++++ INPUT MATERIAL ++++

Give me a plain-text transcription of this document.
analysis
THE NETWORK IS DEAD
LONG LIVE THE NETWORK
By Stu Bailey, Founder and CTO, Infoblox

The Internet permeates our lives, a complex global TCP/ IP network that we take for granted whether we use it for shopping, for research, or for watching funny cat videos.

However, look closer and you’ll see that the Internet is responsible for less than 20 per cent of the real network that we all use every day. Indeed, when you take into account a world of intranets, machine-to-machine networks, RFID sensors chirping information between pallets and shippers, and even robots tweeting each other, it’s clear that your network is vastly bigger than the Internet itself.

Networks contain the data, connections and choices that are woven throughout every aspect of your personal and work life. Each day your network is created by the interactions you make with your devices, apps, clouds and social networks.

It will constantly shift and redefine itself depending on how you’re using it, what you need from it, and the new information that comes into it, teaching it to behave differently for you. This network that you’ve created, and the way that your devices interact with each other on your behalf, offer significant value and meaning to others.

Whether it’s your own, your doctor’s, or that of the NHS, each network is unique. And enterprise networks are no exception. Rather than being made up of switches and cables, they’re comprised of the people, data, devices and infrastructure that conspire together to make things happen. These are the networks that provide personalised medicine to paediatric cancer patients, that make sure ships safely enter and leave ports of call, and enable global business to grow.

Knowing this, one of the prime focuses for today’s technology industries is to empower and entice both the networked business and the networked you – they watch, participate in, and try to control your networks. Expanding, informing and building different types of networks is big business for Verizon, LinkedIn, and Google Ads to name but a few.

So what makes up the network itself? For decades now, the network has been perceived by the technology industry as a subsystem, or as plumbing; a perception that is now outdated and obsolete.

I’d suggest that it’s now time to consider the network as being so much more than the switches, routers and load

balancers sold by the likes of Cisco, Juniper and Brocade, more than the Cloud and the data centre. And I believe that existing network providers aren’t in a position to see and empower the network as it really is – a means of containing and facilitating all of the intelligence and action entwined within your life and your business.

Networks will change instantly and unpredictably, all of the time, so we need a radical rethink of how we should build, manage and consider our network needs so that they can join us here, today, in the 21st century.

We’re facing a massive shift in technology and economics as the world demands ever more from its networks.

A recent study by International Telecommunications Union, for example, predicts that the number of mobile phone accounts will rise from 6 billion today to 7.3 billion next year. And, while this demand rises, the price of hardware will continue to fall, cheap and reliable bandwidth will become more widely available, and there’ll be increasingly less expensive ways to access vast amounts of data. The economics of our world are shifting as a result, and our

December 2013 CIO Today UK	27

++++

## WHAT YOU ARE ASKED TO DO
Search the records above for "consider". Copy each line where it is found.

## RESULT FOR THIS TASK
I’d suggest that it’s now time to consider the network as being so much more than the switches, routers and load
Networks will change instantly and unpredictably, all of the time, so we need a radical rethink of how we should build, manage and consider our network needs so that they can join us here, today, in the 21st century.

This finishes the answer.